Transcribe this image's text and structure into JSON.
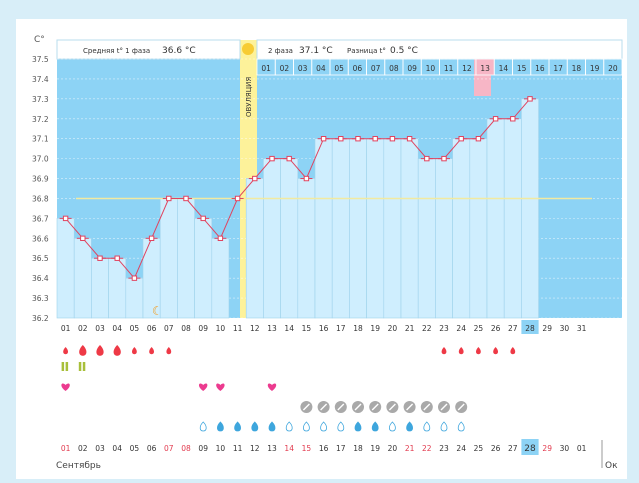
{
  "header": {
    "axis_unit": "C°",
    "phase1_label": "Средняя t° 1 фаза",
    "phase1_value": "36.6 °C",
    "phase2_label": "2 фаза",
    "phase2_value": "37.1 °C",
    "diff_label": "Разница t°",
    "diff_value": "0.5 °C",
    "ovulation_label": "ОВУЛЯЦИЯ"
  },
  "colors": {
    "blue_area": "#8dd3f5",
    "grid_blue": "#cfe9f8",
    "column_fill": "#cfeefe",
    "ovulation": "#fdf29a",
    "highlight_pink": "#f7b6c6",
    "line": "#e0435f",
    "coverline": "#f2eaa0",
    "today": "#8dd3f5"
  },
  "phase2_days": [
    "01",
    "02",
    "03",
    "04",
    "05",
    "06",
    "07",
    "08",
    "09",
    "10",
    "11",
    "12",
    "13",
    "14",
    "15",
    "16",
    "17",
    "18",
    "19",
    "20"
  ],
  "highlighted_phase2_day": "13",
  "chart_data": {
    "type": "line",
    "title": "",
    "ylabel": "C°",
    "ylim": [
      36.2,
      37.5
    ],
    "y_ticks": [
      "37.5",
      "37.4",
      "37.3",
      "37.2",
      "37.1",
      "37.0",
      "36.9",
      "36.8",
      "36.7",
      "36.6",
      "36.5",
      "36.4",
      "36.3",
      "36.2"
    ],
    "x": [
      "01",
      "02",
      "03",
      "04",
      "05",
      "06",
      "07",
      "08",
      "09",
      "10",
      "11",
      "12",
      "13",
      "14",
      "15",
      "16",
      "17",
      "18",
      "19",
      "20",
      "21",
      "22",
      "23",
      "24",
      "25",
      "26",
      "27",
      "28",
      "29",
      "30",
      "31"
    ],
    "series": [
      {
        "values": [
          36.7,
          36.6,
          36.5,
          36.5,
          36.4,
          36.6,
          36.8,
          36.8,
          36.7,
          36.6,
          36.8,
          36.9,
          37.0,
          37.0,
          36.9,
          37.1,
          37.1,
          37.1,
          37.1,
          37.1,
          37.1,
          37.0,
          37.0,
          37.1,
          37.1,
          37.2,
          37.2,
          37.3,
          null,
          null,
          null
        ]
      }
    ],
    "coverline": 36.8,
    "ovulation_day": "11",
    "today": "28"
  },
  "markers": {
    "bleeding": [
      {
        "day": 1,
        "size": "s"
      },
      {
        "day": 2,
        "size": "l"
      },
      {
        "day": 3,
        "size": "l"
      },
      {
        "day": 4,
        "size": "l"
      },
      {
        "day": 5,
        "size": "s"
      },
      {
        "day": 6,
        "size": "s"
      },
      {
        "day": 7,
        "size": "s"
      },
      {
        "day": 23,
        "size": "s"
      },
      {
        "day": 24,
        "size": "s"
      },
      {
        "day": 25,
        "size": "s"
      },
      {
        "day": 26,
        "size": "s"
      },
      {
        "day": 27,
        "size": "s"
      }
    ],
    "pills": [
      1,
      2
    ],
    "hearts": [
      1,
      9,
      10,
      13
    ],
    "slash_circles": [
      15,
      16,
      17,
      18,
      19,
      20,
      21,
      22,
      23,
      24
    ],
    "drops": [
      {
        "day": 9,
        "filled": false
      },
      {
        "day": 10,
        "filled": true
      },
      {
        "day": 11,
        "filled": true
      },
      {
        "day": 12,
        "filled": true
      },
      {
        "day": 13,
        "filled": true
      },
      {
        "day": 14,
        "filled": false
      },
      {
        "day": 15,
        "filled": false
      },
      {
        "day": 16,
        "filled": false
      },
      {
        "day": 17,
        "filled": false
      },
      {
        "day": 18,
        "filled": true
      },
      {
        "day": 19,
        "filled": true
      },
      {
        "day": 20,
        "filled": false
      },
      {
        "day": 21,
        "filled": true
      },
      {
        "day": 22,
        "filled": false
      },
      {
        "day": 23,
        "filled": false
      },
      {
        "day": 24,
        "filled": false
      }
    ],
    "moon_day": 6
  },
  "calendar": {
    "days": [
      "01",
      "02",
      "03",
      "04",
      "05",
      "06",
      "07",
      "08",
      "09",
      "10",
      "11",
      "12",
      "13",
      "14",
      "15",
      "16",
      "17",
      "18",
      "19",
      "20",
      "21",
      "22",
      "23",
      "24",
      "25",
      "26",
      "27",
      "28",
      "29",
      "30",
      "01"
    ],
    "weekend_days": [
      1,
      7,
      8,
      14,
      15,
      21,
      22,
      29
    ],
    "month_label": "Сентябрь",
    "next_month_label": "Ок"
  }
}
========================================================================
Take the listing above and print it exactly, apart from the pictures.

Transcribe this image's text and structure into JSON.
{
  "header": {
    "axis_unit": "C°",
    "phase1_label": "Средняя t° 1 фаза",
    "phase1_value": "36.6 °C",
    "phase2_label": "2 фаза",
    "phase2_value": "37.1 °C",
    "diff_label": "Разница t°",
    "diff_value": "0.5 °C",
    "ovulation_label": "ОВУЛЯЦИЯ"
  },
  "colors": {
    "blue_area": "#8dd3f5",
    "grid_blue": "#cfe9f8",
    "column_fill": "#cfeefe",
    "ovulation": "#fdf29a",
    "highlight_pink": "#f7b6c6",
    "line": "#e0435f",
    "coverline": "#f2eaa0",
    "today": "#8dd3f5"
  },
  "phase2_days": [
    "01",
    "02",
    "03",
    "04",
    "05",
    "06",
    "07",
    "08",
    "09",
    "10",
    "11",
    "12",
    "13",
    "14",
    "15",
    "16",
    "17",
    "18",
    "19",
    "20"
  ],
  "highlighted_phase2_day": "13",
  "chart_data": {
    "type": "line",
    "title": "",
    "ylabel": "C°",
    "ylim": [
      36.2,
      37.5
    ],
    "y_ticks": [
      "37.5",
      "37.4",
      "37.3",
      "37.2",
      "37.1",
      "37.0",
      "36.9",
      "36.8",
      "36.7",
      "36.6",
      "36.5",
      "36.4",
      "36.3",
      "36.2"
    ],
    "x": [
      "01",
      "02",
      "03",
      "04",
      "05",
      "06",
      "07",
      "08",
      "09",
      "10",
      "11",
      "12",
      "13",
      "14",
      "15",
      "16",
      "17",
      "18",
      "19",
      "20",
      "21",
      "22",
      "23",
      "24",
      "25",
      "26",
      "27",
      "28",
      "29",
      "30",
      "31"
    ],
    "series": [
      {
        "values": [
          36.7,
          36.6,
          36.5,
          36.5,
          36.4,
          36.6,
          36.8,
          36.8,
          36.7,
          36.6,
          36.8,
          36.9,
          37.0,
          37.0,
          36.9,
          37.1,
          37.1,
          37.1,
          37.1,
          37.1,
          37.1,
          37.0,
          37.0,
          37.1,
          37.1,
          37.2,
          37.2,
          37.3,
          null,
          null,
          null
        ]
      }
    ],
    "coverline": 36.8,
    "ovulation_day": "11",
    "today": "28"
  },
  "markers": {
    "bleeding": [
      {
        "day": 1,
        "size": "s"
      },
      {
        "day": 2,
        "size": "l"
      },
      {
        "day": 3,
        "size": "l"
      },
      {
        "day": 4,
        "size": "l"
      },
      {
        "day": 5,
        "size": "s"
      },
      {
        "day": 6,
        "size": "s"
      },
      {
        "day": 7,
        "size": "s"
      },
      {
        "day": 23,
        "size": "s"
      },
      {
        "day": 24,
        "size": "s"
      },
      {
        "day": 25,
        "size": "s"
      },
      {
        "day": 26,
        "size": "s"
      },
      {
        "day": 27,
        "size": "s"
      }
    ],
    "pills": [
      1,
      2
    ],
    "hearts": [
      1,
      9,
      10,
      13
    ],
    "slash_circles": [
      15,
      16,
      17,
      18,
      19,
      20,
      21,
      22,
      23,
      24
    ],
    "drops": [
      {
        "day": 9,
        "filled": false
      },
      {
        "day": 10,
        "filled": true
      },
      {
        "day": 11,
        "filled": true
      },
      {
        "day": 12,
        "filled": true
      },
      {
        "day": 13,
        "filled": true
      },
      {
        "day": 14,
        "filled": false
      },
      {
        "day": 15,
        "filled": false
      },
      {
        "day": 16,
        "filled": false
      },
      {
        "day": 17,
        "filled": false
      },
      {
        "day": 18,
        "filled": true
      },
      {
        "day": 19,
        "filled": true
      },
      {
        "day": 20,
        "filled": false
      },
      {
        "day": 21,
        "filled": true
      },
      {
        "day": 22,
        "filled": false
      },
      {
        "day": 23,
        "filled": false
      },
      {
        "day": 24,
        "filled": false
      }
    ],
    "moon_day": 6
  },
  "calendar": {
    "days": [
      "01",
      "02",
      "03",
      "04",
      "05",
      "06",
      "07",
      "08",
      "09",
      "10",
      "11",
      "12",
      "13",
      "14",
      "15",
      "16",
      "17",
      "18",
      "19",
      "20",
      "21",
      "22",
      "23",
      "24",
      "25",
      "26",
      "27",
      "28",
      "29",
      "30",
      "01"
    ],
    "weekend_days": [
      1,
      7,
      8,
      14,
      15,
      21,
      22,
      29
    ],
    "month_label": "Сентябрь",
    "next_month_label": "Ок"
  }
}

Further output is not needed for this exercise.